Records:
====

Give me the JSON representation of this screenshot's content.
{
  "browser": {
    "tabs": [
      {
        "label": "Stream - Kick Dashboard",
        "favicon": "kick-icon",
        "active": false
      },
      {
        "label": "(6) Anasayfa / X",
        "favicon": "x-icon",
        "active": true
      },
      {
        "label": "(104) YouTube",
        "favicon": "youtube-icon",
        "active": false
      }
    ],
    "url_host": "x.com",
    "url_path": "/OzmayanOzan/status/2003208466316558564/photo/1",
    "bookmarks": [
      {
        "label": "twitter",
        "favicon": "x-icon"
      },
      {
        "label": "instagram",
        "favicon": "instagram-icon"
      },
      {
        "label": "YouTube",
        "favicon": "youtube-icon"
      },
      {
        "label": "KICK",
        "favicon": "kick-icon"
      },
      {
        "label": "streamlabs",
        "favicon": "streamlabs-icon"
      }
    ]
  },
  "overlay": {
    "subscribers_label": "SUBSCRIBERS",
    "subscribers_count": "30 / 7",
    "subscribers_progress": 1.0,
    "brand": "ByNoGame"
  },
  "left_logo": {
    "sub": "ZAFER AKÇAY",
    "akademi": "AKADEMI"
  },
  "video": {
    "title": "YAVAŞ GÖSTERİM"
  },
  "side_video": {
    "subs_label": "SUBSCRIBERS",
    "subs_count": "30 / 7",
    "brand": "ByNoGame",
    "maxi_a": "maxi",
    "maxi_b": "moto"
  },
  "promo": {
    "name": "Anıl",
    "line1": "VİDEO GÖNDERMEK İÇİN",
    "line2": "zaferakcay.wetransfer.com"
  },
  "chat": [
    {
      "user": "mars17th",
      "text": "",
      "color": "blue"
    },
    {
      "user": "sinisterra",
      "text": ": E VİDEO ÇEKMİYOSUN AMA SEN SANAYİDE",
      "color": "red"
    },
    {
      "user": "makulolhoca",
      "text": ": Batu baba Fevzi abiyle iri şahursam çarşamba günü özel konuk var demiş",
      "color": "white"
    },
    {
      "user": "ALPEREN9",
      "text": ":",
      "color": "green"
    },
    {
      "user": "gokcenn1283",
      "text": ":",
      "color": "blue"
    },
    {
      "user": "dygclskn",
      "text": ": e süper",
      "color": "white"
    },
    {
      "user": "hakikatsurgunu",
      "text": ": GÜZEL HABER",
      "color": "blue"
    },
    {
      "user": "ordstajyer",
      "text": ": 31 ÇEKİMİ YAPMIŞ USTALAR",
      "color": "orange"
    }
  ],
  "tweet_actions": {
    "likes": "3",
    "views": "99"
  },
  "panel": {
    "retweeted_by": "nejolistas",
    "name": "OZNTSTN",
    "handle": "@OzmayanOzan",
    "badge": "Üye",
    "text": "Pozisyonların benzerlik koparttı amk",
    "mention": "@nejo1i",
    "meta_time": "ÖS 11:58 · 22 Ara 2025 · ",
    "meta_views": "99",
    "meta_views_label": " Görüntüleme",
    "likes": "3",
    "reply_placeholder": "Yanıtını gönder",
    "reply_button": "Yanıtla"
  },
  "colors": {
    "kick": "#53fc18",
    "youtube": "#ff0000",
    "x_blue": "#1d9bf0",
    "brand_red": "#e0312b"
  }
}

====

TASK OBJECTIVE:
Exact copies of all the records are required.

EXPECTED ANSWER:
Give me the JSON representation of this screenshot's content.
{
  "browser": {
    "tabs": [
      {
        "label": "Stream - Kick Dashboard",
        "favicon": "kick-icon",
        "active": false
      },
      {
        "label": "(6) Anasayfa / X",
        "favicon": "x-icon",
        "active": true
      },
      {
        "label": "(104) YouTube",
        "favicon": "youtube-icon",
        "active": false
      }
    ],
    "url_host": "x.com",
    "url_path": "/OzmayanOzan/status/2003208466316558564/photo/1",
    "bookmarks": [
      {
        "label": "twitter",
        "favicon": "x-icon"
      },
      {
        "label": "instagram",
        "favicon": "instagram-icon"
      },
      {
        "label": "YouTube",
        "favicon": "youtube-icon"
      },
      {
        "label": "KICK",
        "favicon": "kick-icon"
      },
      {
        "label": "streamlabs",
        "favicon": "streamlabs-icon"
      }
    ]
  },
  "overlay": {
    "subscribers_label": "SUBSCRIBERS",
    "subscribers_count": "30 / 7",
    "subscribers_progress": 1.0,
    "brand": "ByNoGame"
  },
  "left_logo": {
    "sub": "ZAFER AKÇAY",
    "akademi": "AKADEMI"
  },
  "video": {
    "title": "YAVAŞ GÖSTERİM"
  },
  "side_video": {
    "subs_label": "SUBSCRIBERS",
    "subs_count": "30 / 7",
    "brand": "ByNoGame",
    "maxi_a": "maxi",
    "maxi_b": "moto"
  },
  "promo": {
    "name": "Anıl",
    "line1": "VİDEO GÖNDERMEK İÇİN",
    "line2": "zaferakcay.wetransfer.com"
  },
  "chat": [
    {
      "user": "mars17th",
      "text": "",
      "color": "blue"
    },
    {
      "user": "sinisterra",
      "text": ": E VİDEO ÇEKMİYOSUN AMA SEN SANAYİDE",
      "color": "red"
    },
    {
      "user": "makulolhoca",
      "text": ": Batu baba Fevzi abiyle iri şahursam çarşamba günü özel konuk var demiş",
      "color": "white"
    },
    {
      "user": "ALPEREN9",
      "text": ":",
      "color": "green"
    },
    {
      "user": "gokcenn1283",
      "text": ":",
      "color": "blue"
    },
    {
      "user": "dygclskn",
      "text": ": e süper",
      "color": "white"
    },
    {
      "user": "hakikatsurgunu",
      "text": ": GÜZEL HABER",
      "color": "blue"
    },
    {
      "user": "ordstajyer",
      "text": ": 31 ÇEKİMİ YAPMIŞ USTALAR",
      "color": "orange"
    }
  ],
  "tweet_actions": {
    "likes": "3",
    "views": "99"
  },
  "panel": {
    "retweeted_by": "nejolistas",
    "name": "OZNTSTN",
    "handle": "@OzmayanOzan",
    "badge": "Üye",
    "text": "Pozisyonların benzerlik koparttı amk",
    "mention": "@nejo1i",
    "meta_time": "ÖS 11:58 · 22 Ara 2025 · ",
    "meta_views": "99",
    "meta_views_label": " Görüntüleme",
    "likes": "3",
    "reply_placeholder": "Yanıtını gönder",
    "reply_button": "Yanıtla"
  },
  "colors": {
    "kick": "#53fc18",
    "youtube": "#ff0000",
    "x_blue": "#1d9bf0",
    "brand_red": "#e0312b"
  }
}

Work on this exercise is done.